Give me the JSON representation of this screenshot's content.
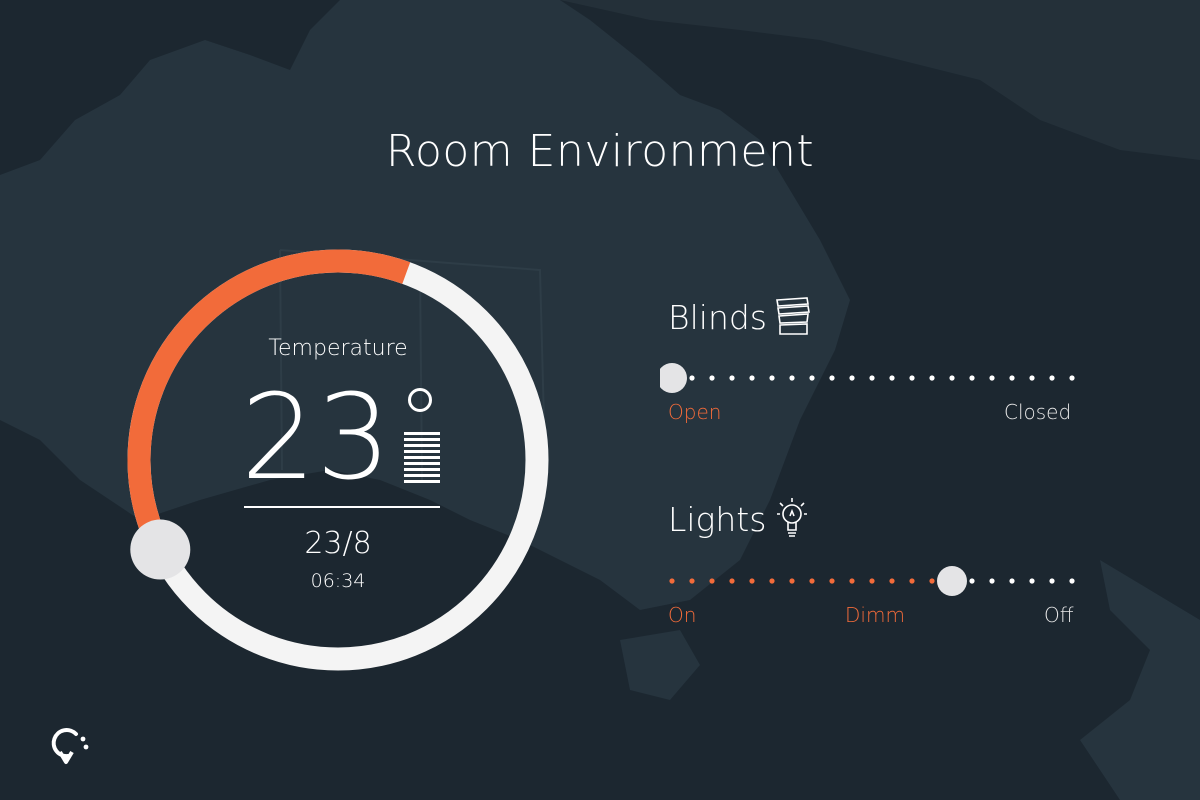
{
  "page": {
    "title": "Room Environment"
  },
  "colors": {
    "accent": "#f26b3a",
    "track": "#f4f4f4",
    "knob": "#e4e4e6",
    "background": "#1c2730",
    "map": "#26343e"
  },
  "temperature": {
    "label": "Temperature",
    "value": "23",
    "date": "23/8",
    "time": "06:34",
    "level": 0.38
  },
  "blinds": {
    "title": "Blinds",
    "icon": "blinds-icon",
    "labels": {
      "start": "Open",
      "end": "Closed"
    },
    "level": 0.0,
    "dot_count": 21
  },
  "lights": {
    "title": "Lights",
    "icon": "lightbulb-icon",
    "labels": {
      "start": "On",
      "mid": "Dimm",
      "end": "Off"
    },
    "level": 0.7,
    "dot_count": 21
  },
  "logo": {
    "icon": "refresh-logo-icon"
  }
}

============================================================

Show all lines in the entries above where the word "title" appears.

Complete response –
    "title": "Room Environment"
    "title": "Blinds",
    "title": "Lights",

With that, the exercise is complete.